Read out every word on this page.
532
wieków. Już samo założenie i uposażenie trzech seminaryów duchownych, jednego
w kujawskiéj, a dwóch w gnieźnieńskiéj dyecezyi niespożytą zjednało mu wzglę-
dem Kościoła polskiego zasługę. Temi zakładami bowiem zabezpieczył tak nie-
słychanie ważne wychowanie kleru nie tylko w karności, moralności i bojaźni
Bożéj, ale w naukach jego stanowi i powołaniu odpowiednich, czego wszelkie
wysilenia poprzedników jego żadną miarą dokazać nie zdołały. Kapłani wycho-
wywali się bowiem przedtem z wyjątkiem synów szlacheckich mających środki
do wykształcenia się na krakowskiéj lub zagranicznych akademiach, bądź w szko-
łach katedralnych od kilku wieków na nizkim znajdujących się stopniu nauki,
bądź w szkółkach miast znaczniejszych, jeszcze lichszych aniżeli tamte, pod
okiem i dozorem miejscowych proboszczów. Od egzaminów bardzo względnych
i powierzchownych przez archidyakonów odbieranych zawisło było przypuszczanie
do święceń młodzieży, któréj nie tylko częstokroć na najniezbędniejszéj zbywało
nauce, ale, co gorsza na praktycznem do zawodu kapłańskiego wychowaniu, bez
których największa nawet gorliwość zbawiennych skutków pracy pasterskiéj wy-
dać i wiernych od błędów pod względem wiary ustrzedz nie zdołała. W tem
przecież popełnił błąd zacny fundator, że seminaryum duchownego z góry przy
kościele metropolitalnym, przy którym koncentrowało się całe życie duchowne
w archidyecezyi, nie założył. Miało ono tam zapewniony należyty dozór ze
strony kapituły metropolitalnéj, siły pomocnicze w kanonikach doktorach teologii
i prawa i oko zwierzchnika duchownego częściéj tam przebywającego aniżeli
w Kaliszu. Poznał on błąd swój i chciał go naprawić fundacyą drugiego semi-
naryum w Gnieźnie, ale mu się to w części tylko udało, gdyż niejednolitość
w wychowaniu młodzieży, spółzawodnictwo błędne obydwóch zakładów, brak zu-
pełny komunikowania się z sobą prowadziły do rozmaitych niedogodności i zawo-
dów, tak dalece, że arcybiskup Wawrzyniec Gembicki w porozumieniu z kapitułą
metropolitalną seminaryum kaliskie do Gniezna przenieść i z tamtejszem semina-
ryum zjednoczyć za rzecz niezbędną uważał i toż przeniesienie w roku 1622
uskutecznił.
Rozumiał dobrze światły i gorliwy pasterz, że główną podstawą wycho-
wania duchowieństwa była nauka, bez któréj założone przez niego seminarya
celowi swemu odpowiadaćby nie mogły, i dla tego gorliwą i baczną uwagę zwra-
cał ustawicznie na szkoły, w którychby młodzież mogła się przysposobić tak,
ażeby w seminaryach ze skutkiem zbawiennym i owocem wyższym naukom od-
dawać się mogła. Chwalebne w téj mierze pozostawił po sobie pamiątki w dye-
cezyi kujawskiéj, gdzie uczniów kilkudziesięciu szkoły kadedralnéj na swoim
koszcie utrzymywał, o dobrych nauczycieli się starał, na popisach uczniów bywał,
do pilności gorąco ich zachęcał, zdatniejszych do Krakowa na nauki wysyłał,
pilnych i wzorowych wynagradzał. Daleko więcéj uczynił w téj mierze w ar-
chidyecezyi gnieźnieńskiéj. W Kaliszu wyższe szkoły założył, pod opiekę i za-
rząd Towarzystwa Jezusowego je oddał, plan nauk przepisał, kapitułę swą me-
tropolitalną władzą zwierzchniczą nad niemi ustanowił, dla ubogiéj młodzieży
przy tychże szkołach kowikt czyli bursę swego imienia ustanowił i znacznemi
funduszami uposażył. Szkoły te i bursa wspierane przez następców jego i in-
__________________________________________________
◆ **REQUIREMENT**:
Go through the records above and set each one down exactly, please.

◆ **RESPONSE**:
Read out every word on this page.
532
wieków. Już samo założenie i uposażenie trzech seminaryów duchownych, jednego
w kujawskiéj, a dwóch w gnieźnieńskiéj dyecezyi niespożytą zjednało mu wzglę-
dem Kościoła polskiego zasługę. Temi zakładami bowiem zabezpieczył tak nie-
słychanie ważne wychowanie kleru nie tylko w karności, moralności i bojaźni
Bożéj, ale w naukach jego stanowi i powołaniu odpowiednich, czego wszelkie
wysilenia poprzedników jego żadną miarą dokazać nie zdołały. Kapłani wycho-
wywali się bowiem przedtem z wyjątkiem synów szlacheckich mających środki
do wykształcenia się na krakowskiéj lub zagranicznych akademiach, bądź w szko-
łach katedralnych od kilku wieków na nizkim znajdujących się stopniu nauki,
bądź w szkółkach miast znaczniejszych, jeszcze lichszych aniżeli tamte, pod
okiem i dozorem miejscowych proboszczów. Od egzaminów bardzo względnych
i powierzchownych przez archidyakonów odbieranych zawisło było przypuszczanie
do święceń młodzieży, któréj nie tylko częstokroć na najniezbędniejszéj zbywało
nauce, ale, co gorsza na praktycznem do zawodu kapłańskiego wychowaniu, bez
których największa nawet gorliwość zbawiennych skutków pracy pasterskiéj wy-
dać i wiernych od błędów pod względem wiary ustrzedz nie zdołała. W tem
przecież popełnił błąd zacny fundator, że seminaryum duchownego z góry przy
kościele metropolitalnym, przy którym koncentrowało się całe życie duchowne
w archidyecezyi, nie założył. Miało ono tam zapewniony należyty dozór ze
strony kapituły metropolitalnéj, siły pomocnicze w kanonikach doktorach teologii
i prawa i oko zwierzchnika duchownego częściéj tam przebywającego aniżeli
w Kaliszu. Poznał on błąd swój i chciał go naprawić fundacyą drugiego semi-
naryum w Gnieźnie, ale mu się to w części tylko udało, gdyż niejednolitość
w wychowaniu młodzieży, spółzawodnictwo błędne obydwóch zakładów, brak zu-
pełny komunikowania się z sobą prowadziły do rozmaitych niedogodności i zawo-
dów, tak dalece, że arcybiskup Wawrzyniec Gembicki w porozumieniu z kapitułą
metropolitalną seminaryum kaliskie do Gniezna przenieść i z tamtejszem semina-
ryum zjednoczyć za rzecz niezbędną uważał i toż przeniesienie w roku 1622
uskutecznił.
Rozumiał dobrze światły i gorliwy pasterz, że główną podstawą wycho-
wania duchowieństwa była nauka, bez któréj założone przez niego seminarya
celowi swemu odpowiadaćby nie mogły, i dla tego gorliwą i baczną uwagę zwra-
cał ustawicznie na szkoły, w którychby młodzież mogła się przysposobić tak,
ażeby w seminaryach ze skutkiem zbawiennym i owocem wyższym naukom od-
dawać się mogła. Chwalebne w téj mierze pozostawił po sobie pamiątki w dye-
cezyi kujawskiéj, gdzie uczniów kilkudziesięciu szkoły kadedralnéj na swoim
koszcie utrzymywał, o dobrych nauczycieli się starał, na popisach uczniów bywał,
do pilności gorąco ich zachęcał, zdatniejszych do Krakowa na nauki wysyłał,
pilnych i wzorowych wynagradzał. Daleko więcéj uczynił w téj mierze w ar-
chidyecezyi gnieźnieńskiéj. W Kaliszu wyższe szkoły założył, pod opiekę i za-
rząd Towarzystwa Jezusowego je oddał, plan nauk przepisał, kapitułę swą me-
tropolitalną władzą zwierzchniczą nad niemi ustanowił, dla ubogiéj młodzieży
przy tychże szkołach kowikt czyli bursę swego imienia ustanowił i znacznemi
funduszami uposażył. Szkoły te i bursa wspierane przez następców jego i in-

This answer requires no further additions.